Data excerpts below:

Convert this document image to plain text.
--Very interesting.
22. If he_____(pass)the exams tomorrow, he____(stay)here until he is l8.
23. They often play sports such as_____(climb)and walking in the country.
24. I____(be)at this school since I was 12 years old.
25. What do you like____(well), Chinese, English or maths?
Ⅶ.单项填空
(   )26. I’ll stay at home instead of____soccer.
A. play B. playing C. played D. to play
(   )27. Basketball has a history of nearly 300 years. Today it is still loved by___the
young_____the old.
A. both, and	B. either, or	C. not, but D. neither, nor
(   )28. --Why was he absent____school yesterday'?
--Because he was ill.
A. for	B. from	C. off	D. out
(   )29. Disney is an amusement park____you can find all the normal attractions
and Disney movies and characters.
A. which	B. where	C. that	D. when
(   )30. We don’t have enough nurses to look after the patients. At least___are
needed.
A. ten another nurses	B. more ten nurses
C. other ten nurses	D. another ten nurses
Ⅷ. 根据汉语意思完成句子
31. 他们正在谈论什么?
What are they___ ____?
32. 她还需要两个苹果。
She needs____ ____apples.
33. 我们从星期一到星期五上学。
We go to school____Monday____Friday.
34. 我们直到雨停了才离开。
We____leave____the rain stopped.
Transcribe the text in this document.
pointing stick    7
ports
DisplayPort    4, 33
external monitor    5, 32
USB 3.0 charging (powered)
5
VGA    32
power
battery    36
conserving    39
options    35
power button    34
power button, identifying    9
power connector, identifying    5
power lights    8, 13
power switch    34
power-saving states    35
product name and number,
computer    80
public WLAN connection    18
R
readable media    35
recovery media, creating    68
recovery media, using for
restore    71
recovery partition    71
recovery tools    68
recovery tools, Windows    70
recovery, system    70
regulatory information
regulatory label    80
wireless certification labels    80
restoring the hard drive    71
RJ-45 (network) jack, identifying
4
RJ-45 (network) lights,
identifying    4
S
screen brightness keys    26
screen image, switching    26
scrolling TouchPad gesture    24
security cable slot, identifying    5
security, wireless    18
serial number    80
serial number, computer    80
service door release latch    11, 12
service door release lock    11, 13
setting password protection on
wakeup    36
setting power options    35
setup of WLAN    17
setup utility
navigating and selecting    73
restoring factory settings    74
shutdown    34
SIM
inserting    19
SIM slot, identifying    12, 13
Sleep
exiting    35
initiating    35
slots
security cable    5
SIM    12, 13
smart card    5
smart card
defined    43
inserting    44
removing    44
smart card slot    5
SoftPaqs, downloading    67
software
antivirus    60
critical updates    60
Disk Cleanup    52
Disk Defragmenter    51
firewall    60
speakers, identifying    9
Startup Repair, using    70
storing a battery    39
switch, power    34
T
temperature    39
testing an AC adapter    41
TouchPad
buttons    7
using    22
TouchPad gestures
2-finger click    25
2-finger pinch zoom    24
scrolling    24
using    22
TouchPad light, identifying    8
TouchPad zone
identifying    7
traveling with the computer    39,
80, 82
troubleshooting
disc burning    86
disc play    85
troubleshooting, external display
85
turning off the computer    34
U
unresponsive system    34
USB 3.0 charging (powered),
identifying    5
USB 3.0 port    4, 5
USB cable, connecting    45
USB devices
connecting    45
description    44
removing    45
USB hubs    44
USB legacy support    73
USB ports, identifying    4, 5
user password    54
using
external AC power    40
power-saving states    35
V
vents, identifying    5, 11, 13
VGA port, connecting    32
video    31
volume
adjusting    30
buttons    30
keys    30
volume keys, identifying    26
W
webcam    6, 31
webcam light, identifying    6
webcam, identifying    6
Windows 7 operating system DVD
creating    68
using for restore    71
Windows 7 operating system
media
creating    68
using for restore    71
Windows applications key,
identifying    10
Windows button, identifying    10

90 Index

End of Data excerpts.

**Exercise objective**
Whenever a line in the material above holds the string "troubleshooting", copy that line in full.

**Result**
troubleshooting
troubleshooting, external display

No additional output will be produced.